* _EXERCISE DESCRIPTION_
Filter the records below down to lines containing "mail".

+ + + + + + +

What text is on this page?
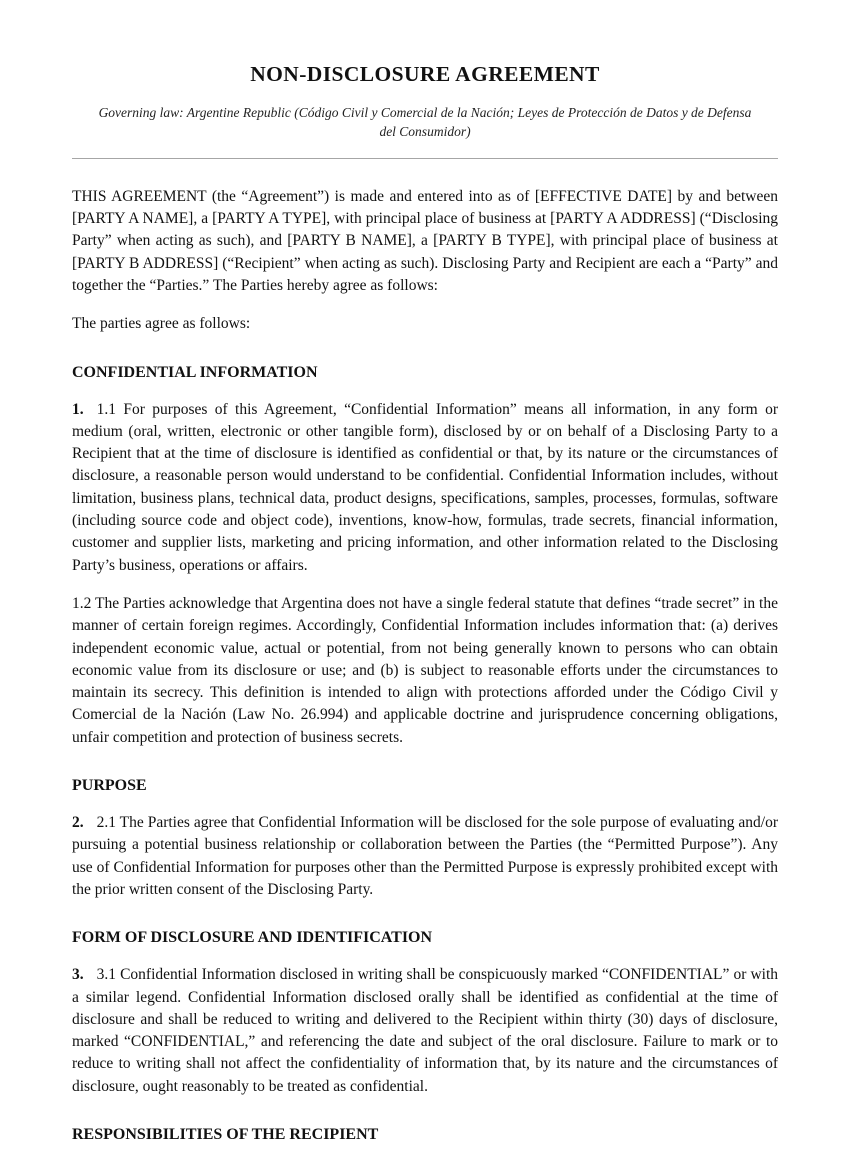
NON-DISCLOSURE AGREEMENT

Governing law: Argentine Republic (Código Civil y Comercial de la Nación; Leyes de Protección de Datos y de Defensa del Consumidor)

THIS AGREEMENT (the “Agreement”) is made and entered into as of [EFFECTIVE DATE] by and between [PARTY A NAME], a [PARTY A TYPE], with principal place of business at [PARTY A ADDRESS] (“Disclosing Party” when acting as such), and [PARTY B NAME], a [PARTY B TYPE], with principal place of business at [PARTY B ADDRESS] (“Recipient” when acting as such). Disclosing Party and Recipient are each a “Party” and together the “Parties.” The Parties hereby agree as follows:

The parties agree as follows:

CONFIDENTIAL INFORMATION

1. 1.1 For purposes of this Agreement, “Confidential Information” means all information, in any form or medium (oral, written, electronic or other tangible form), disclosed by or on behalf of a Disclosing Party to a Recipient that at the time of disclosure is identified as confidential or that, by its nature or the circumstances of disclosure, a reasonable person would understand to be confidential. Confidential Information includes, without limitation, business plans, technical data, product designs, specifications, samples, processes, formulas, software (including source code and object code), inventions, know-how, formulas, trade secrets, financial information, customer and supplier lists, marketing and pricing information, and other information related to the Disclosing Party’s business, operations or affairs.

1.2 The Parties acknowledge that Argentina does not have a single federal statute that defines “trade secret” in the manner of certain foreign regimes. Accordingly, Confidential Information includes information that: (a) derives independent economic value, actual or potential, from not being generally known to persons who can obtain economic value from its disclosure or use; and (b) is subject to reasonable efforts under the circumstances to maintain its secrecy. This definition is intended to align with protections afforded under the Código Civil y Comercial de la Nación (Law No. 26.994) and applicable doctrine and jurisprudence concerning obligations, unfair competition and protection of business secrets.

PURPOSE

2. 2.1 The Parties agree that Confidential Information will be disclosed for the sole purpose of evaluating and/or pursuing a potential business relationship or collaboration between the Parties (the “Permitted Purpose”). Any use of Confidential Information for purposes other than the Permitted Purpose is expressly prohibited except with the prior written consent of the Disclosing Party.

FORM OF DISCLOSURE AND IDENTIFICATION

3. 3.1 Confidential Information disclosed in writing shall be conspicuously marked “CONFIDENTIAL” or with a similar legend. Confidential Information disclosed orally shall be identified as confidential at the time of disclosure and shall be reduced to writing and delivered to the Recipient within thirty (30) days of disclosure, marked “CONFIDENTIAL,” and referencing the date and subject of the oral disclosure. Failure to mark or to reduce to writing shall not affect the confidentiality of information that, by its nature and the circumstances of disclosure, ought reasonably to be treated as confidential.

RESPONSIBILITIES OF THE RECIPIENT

+ + + + + + +

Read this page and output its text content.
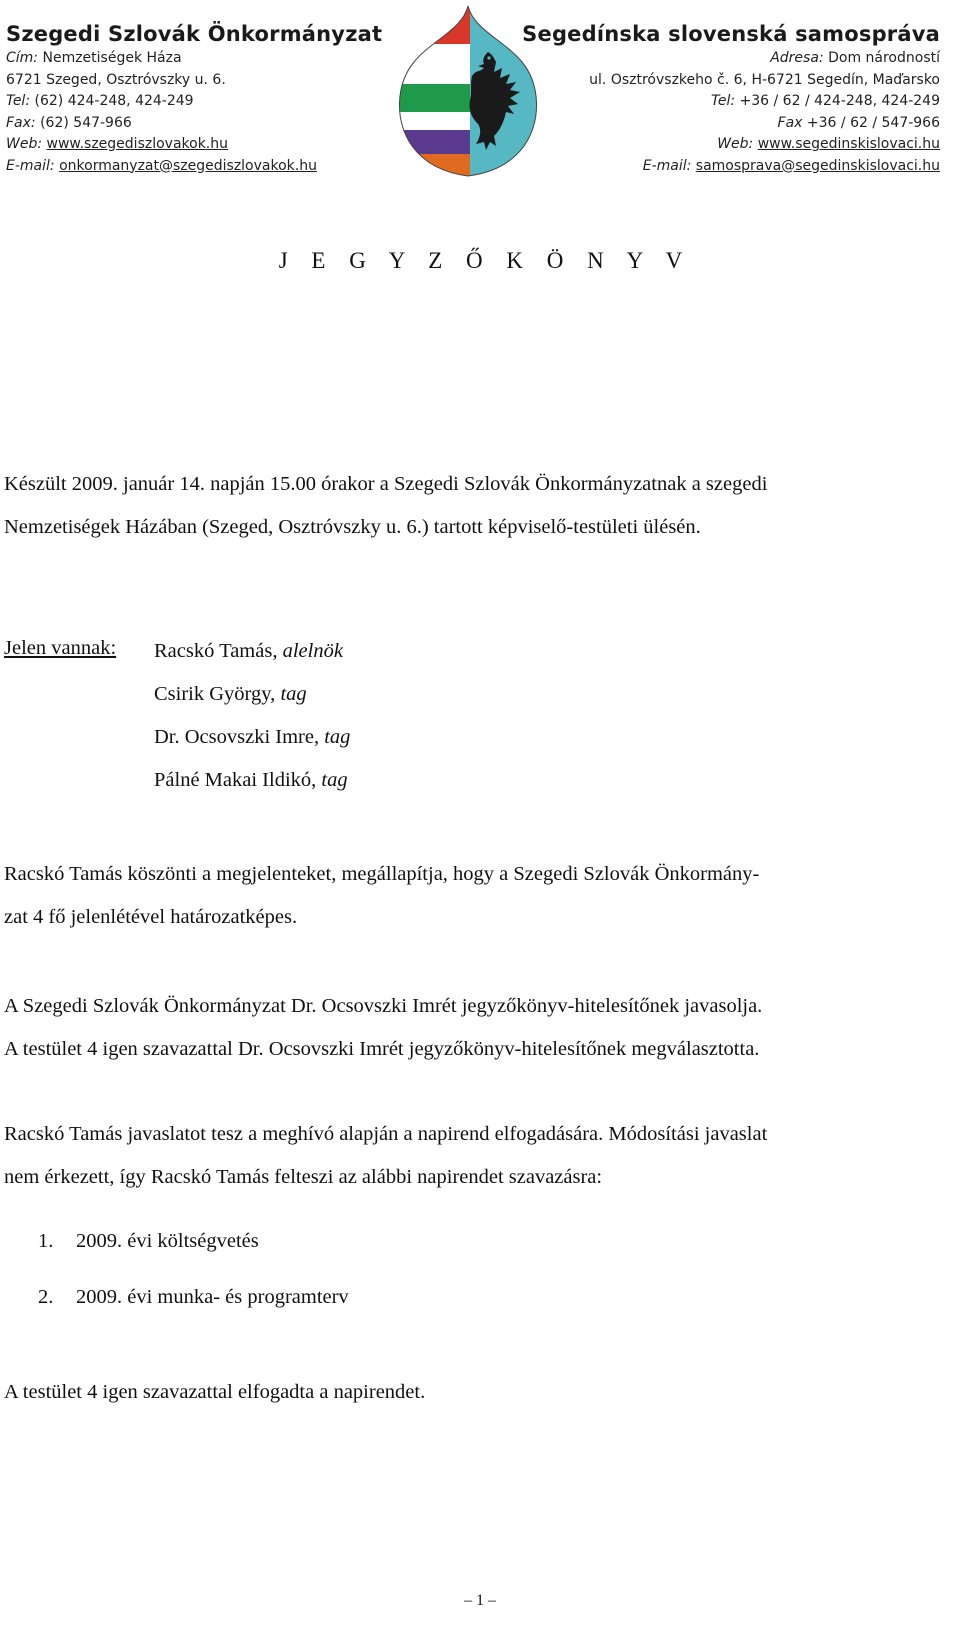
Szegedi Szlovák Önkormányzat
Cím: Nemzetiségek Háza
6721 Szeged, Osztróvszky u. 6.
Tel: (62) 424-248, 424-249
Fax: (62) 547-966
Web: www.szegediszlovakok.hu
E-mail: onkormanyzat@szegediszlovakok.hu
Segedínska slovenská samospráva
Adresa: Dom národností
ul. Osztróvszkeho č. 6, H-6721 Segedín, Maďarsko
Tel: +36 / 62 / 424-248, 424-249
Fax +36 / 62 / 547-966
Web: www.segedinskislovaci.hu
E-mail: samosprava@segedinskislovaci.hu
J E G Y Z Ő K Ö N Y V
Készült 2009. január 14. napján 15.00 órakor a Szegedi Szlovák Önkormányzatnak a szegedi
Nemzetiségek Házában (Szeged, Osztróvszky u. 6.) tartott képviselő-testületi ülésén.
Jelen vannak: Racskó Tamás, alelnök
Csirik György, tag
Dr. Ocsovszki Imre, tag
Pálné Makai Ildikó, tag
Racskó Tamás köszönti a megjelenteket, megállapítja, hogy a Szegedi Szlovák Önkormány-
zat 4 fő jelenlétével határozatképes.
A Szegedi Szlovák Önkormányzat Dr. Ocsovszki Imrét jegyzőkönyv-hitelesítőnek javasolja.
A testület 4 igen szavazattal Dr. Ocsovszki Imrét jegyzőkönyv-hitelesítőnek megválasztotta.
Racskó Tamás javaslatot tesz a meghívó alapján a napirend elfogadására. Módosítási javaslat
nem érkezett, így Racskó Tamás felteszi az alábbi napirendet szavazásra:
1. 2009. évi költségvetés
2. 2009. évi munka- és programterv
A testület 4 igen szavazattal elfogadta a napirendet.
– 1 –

+ + + + + + +

* _ANSWER IN FULL_
E-mail: onkormanyzat@szegediszlovakok.hu
E-mail: samosprava@segedinskislovaci.hu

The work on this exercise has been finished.